> [Given request]
Output every line below without omitting or altering anything.

#### Provided entries

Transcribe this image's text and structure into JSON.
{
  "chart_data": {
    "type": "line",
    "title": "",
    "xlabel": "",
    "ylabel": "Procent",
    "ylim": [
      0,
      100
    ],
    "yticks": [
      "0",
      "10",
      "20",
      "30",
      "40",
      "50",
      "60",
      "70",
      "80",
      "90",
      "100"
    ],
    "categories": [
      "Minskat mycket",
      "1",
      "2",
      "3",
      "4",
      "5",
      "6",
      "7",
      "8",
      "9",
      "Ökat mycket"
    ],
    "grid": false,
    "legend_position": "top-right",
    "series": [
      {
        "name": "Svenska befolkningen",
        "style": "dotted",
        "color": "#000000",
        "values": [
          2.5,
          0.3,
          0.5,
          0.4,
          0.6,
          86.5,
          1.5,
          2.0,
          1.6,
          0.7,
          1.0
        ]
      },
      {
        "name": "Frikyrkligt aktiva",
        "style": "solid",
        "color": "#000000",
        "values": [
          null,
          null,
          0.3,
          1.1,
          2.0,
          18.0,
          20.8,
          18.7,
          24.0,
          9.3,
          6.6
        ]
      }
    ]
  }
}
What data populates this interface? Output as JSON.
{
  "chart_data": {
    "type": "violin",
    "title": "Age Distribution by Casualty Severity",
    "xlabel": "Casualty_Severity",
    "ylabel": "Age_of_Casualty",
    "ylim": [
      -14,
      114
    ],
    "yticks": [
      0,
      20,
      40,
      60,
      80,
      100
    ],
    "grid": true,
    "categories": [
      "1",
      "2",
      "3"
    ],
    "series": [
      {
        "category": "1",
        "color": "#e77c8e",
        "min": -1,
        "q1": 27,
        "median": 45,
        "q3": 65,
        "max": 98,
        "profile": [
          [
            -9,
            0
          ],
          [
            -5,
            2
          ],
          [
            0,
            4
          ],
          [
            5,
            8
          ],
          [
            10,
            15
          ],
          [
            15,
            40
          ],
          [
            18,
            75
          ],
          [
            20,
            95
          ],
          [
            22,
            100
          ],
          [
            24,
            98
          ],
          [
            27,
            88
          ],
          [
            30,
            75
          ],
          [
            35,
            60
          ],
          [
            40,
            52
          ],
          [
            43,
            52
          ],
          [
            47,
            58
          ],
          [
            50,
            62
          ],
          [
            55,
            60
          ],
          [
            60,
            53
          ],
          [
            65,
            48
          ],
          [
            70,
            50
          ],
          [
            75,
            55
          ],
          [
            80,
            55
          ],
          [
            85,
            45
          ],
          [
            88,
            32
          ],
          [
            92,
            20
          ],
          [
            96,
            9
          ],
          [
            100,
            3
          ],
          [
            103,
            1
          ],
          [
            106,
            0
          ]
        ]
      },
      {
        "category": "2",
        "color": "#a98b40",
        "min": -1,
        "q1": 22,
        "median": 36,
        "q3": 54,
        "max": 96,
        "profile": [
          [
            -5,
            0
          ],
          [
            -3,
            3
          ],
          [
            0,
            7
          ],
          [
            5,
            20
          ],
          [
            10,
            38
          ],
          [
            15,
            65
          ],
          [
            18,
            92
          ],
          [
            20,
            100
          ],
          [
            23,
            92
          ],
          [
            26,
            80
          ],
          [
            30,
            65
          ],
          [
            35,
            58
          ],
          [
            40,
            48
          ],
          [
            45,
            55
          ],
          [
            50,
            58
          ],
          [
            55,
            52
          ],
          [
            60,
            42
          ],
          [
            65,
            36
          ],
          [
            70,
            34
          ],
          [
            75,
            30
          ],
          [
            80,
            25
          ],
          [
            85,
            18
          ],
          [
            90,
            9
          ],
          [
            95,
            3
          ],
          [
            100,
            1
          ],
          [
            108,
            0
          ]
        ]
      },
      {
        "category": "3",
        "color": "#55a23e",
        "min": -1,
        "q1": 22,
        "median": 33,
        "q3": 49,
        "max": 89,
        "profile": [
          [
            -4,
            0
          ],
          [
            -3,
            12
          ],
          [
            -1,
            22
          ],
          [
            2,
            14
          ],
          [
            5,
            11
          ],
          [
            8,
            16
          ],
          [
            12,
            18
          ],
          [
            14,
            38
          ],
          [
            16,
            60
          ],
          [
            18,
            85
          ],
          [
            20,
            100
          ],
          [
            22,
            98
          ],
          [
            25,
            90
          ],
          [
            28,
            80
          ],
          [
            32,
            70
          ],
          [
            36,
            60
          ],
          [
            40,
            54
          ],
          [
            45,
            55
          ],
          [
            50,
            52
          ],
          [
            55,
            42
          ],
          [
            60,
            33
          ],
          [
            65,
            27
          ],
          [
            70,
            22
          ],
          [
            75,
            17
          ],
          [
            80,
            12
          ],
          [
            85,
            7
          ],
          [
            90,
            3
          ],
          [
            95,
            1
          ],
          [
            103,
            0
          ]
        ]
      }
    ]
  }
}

########

> [Solution]
Transcribe this image's text and structure into JSON.
{
  "chart_data": {
    "type": "line",
    "title": "",
    "xlabel": "",
    "ylabel": "Procent",
    "ylim": [
      0,
      100
    ],
    "yticks": [
      "0",
      "10",
      "20",
      "30",
      "40",
      "50",
      "60",
      "70",
      "80",
      "90",
      "100"
    ],
    "categories": [
      "Minskat mycket",
      "1",
      "2",
      "3",
      "4",
      "5",
      "6",
      "7",
      "8",
      "9",
      "Ökat mycket"
    ],
    "grid": false,
    "legend_position": "top-right",
    "series": [
      {
        "name": "Svenska befolkningen",
        "style": "dotted",
        "color": "#000000",
        "values": [
          2.5,
          0.3,
          0.5,
          0.4,
          0.6,
          86.5,
          1.5,
          2.0,
          1.6,
          0.7,
          1.0
        ]
      },
      {
        "name": "Frikyrkligt aktiva",
        "style": "solid",
        "color": "#000000",
        "values": [
          null,
          null,
          0.3,
          1.1,
          2.0,
          18.0,
          20.8,
          18.7,
          24.0,
          9.3,
          6.6
        ]
      }
    ]
  }
}
What data populates this interface? Output as JSON.
{
  "chart_data": {
    "type": "violin",
    "title": "Age Distribution by Casualty Severity",
    "xlabel": "Casualty_Severity",
    "ylabel": "Age_of_Casualty",
    "ylim": [
      -14,
      114
    ],
    "yticks": [
      0,
      20,
      40,
      60,
      80,
      100
    ],
    "grid": true,
    "categories": [
      "1",
      "2",
      "3"
    ],
    "series": [
      {
        "category": "1",
        "color": "#e77c8e",
        "min": -1,
        "q1": 27,
        "median": 45,
        "q3": 65,
        "max": 98,
        "profile": [
          [
            -9,
            0
          ],
          [
            -5,
            2
          ],
          [
            0,
            4
          ],
          [
            5,
            8
          ],
          [
            10,
            15
          ],
          [
            15,
            40
          ],
          [
            18,
            75
          ],
          [
            20,
            95
          ],
          [
            22,
            100
          ],
          [
            24,
            98
          ],
          [
            27,
            88
          ],
          [
            30,
            75
          ],
          [
            35,
            60
          ],
          [
            40,
            52
          ],
          [
            43,
            52
          ],
          [
            47,
            58
          ],
          [
            50,
            62
          ],
          [
            55,
            60
          ],
          [
            60,
            53
          ],
          [
            65,
            48
          ],
          [
            70,
            50
          ],
          [
            75,
            55
          ],
          [
            80,
            55
          ],
          [
            85,
            45
          ],
          [
            88,
            32
          ],
          [
            92,
            20
          ],
          [
            96,
            9
          ],
          [
            100,
            3
          ],
          [
            103,
            1
          ],
          [
            106,
            0
          ]
        ]
      },
      {
        "category": "2",
        "color": "#a98b40",
        "min": -1,
        "q1": 22,
        "median": 36,
        "q3": 54,
        "max": 96,
        "profile": [
          [
            -5,
            0
          ],
          [
            -3,
            3
          ],
          [
            0,
            7
          ],
          [
            5,
            20
          ],
          [
            10,
            38
          ],
          [
            15,
            65
          ],
          [
            18,
            92
          ],
          [
            20,
            100
          ],
          [
            23,
            92
          ],
          [
            26,
            80
          ],
          [
            30,
            65
          ],
          [
            35,
            58
          ],
          [
            40,
            48
          ],
          [
            45,
            55
          ],
          [
            50,
            58
          ],
          [
            55,
            52
          ],
          [
            60,
            42
          ],
          [
            65,
            36
          ],
          [
            70,
            34
          ],
          [
            75,
            30
          ],
          [
            80,
            25
          ],
          [
            85,
            18
          ],
          [
            90,
            9
          ],
          [
            95,
            3
          ],
          [
            100,
            1
          ],
          [
            108,
            0
          ]
        ]
      },
      {
        "category": "3",
        "color": "#55a23e",
        "min": -1,
        "q1": 22,
        "median": 33,
        "q3": 49,
        "max": 89,
        "profile": [
          [
            -4,
            0
          ],
          [
            -3,
            12
          ],
          [
            -1,
            22
          ],
          [
            2,
            14
          ],
          [
            5,
            11
          ],
          [
            8,
            16
          ],
          [
            12,
            18
          ],
          [
            14,
            38
          ],
          [
            16,
            60
          ],
          [
            18,
            85
          ],
          [
            20,
            100
          ],
          [
            22,
            98
          ],
          [
            25,
            90
          ],
          [
            28,
            80
          ],
          [
            32,
            70
          ],
          [
            36,
            60
          ],
          [
            40,
            54
          ],
          [
            45,
            55
          ],
          [
            50,
            52
          ],
          [
            55,
            42
          ],
          [
            60,
            33
          ],
          [
            65,
            27
          ],
          [
            70,
            22
          ],
          [
            75,
            17
          ],
          [
            80,
            12
          ],
          [
            85,
            7
          ],
          [
            90,
            3
          ],
          [
            95,
            1
          ],
          [
            103,
            0
          ]
        ]
      }
    ]
  }
}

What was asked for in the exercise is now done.